Based on the findings above, we developed a FL algorithm based on regularization and data sharing (FedRDS) to alleviate client drift issues caused by skewed label distribution. FedRDS addresses these issues by using a combination of regularization and data-sharing strategies. Specifically, FedRDS incorporates a regularization term into the FedAvg local update process, allowing the local optimal targets to closely approximate the global optimal targets and minimize the impact of client drift on the global target. Additionally, FedRDS uses data sharing to relieve the unfavorable factors of heterogeneous data distribution among clients. The proposed method provides improved the performance over existing solutions by combining regularization and data sharing. Moreover, FedRDS employs the widely used Stochastic Gradient Descent (SGD) optimization technique, which enhances the overall stability of the optimization process in heterogeneous network environments.

Our work has made the following contributions:

We design an FL algorithm FedRDS for non-IID data, which restricts the update of local models to approach the global model via regularization and data sharing gradually, as well as narrows the gap between client data distribution to relieve the negative influence of client drift.

**Information shown**
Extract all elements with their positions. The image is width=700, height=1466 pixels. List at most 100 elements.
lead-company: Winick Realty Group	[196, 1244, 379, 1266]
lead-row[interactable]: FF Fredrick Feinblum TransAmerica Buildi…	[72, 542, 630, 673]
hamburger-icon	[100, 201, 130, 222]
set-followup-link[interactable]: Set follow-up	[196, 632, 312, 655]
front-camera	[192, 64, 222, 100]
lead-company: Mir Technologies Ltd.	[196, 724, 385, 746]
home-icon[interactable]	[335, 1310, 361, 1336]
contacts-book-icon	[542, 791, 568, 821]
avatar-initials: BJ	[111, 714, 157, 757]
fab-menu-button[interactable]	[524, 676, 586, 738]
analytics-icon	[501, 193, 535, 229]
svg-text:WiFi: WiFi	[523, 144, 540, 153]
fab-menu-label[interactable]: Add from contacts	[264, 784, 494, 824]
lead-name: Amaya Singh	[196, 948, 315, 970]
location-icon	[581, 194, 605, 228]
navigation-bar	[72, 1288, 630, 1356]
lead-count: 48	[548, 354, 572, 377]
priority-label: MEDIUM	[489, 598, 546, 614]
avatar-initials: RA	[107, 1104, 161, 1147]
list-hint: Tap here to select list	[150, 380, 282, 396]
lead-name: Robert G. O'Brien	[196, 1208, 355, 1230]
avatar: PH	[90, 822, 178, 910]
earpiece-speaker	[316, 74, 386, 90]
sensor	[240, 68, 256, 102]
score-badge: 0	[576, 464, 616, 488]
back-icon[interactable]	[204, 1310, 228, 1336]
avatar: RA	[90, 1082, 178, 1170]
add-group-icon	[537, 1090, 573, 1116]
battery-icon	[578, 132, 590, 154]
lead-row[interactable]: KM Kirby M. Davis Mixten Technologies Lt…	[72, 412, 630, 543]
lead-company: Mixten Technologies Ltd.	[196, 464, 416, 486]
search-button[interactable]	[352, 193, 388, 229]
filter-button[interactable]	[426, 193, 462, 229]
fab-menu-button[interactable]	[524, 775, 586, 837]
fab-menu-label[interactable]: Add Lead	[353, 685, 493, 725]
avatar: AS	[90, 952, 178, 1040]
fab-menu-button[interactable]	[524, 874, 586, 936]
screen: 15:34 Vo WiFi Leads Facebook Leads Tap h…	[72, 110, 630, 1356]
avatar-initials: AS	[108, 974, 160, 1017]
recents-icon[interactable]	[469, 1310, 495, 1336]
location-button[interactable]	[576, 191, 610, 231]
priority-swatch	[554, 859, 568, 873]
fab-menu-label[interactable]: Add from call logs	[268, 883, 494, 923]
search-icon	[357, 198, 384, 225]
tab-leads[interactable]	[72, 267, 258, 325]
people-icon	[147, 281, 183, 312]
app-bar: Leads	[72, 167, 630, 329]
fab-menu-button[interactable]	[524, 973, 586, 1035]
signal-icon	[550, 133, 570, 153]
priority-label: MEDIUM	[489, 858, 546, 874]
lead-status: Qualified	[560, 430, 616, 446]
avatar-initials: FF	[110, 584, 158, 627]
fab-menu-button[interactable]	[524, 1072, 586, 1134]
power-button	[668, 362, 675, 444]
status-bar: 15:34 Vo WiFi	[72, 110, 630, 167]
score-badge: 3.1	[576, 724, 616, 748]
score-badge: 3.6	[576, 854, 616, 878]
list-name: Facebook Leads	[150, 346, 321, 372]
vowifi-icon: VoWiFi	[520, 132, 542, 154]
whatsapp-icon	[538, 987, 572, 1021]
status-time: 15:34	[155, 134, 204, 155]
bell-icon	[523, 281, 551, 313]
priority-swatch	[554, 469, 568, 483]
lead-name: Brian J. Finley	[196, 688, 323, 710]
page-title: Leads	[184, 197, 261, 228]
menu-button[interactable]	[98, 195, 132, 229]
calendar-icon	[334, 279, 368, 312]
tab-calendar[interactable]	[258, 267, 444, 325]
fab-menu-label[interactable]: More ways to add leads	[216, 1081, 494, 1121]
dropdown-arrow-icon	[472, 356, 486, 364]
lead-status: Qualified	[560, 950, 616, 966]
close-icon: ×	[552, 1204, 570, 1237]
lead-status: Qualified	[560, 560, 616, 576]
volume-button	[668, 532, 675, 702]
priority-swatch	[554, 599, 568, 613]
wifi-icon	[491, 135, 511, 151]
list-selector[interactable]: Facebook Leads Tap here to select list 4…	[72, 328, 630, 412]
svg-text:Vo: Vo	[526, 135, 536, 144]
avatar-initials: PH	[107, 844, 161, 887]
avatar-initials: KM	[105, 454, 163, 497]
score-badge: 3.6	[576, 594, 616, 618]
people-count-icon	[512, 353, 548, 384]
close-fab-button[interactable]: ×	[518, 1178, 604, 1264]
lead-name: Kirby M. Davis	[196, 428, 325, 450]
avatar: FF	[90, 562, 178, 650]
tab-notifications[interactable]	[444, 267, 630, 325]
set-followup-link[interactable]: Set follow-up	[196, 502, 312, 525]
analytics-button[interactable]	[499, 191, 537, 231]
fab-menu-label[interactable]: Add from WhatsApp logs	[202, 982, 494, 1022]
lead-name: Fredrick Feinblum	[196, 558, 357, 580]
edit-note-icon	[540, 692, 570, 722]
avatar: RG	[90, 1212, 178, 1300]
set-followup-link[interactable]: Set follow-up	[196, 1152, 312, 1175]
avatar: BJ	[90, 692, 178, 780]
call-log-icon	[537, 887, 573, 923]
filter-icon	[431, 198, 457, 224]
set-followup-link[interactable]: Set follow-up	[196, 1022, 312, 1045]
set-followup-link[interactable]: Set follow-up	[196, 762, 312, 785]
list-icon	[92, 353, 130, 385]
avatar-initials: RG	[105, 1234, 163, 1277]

---

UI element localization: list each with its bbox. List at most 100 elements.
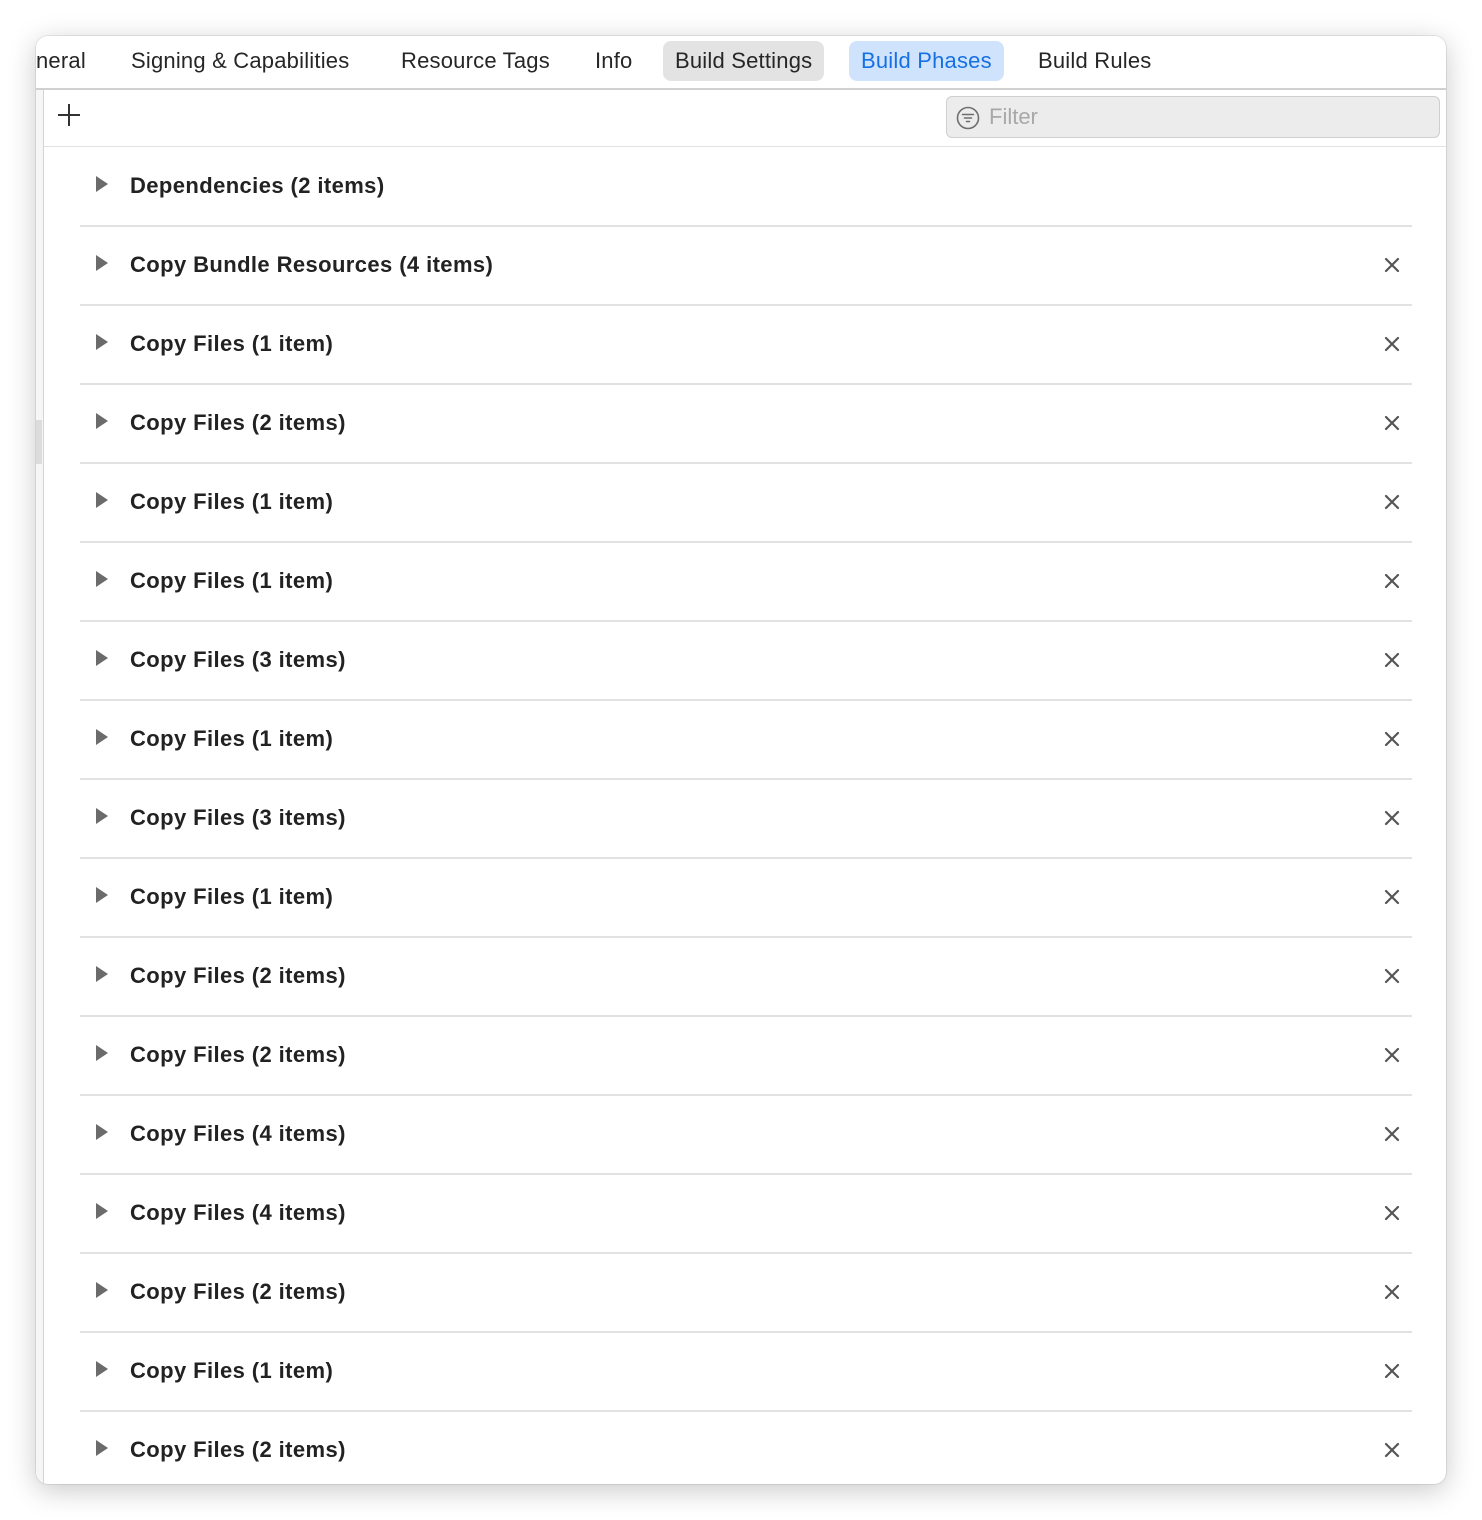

**The exercise**
Please write out the part of the FedRDS passage above that begins at the words "Our work has" and stops after "of client drift.", keeping every word unchanged.

**Task result**
Our work has made the following contributions:

We design an FL algorithm FedRDS for non-IID data, which restricts the update of local models to approach the global model via regularization and data sharing gradually, as well as narrows the gap between client data distribution to relieve the negative influence of client drift.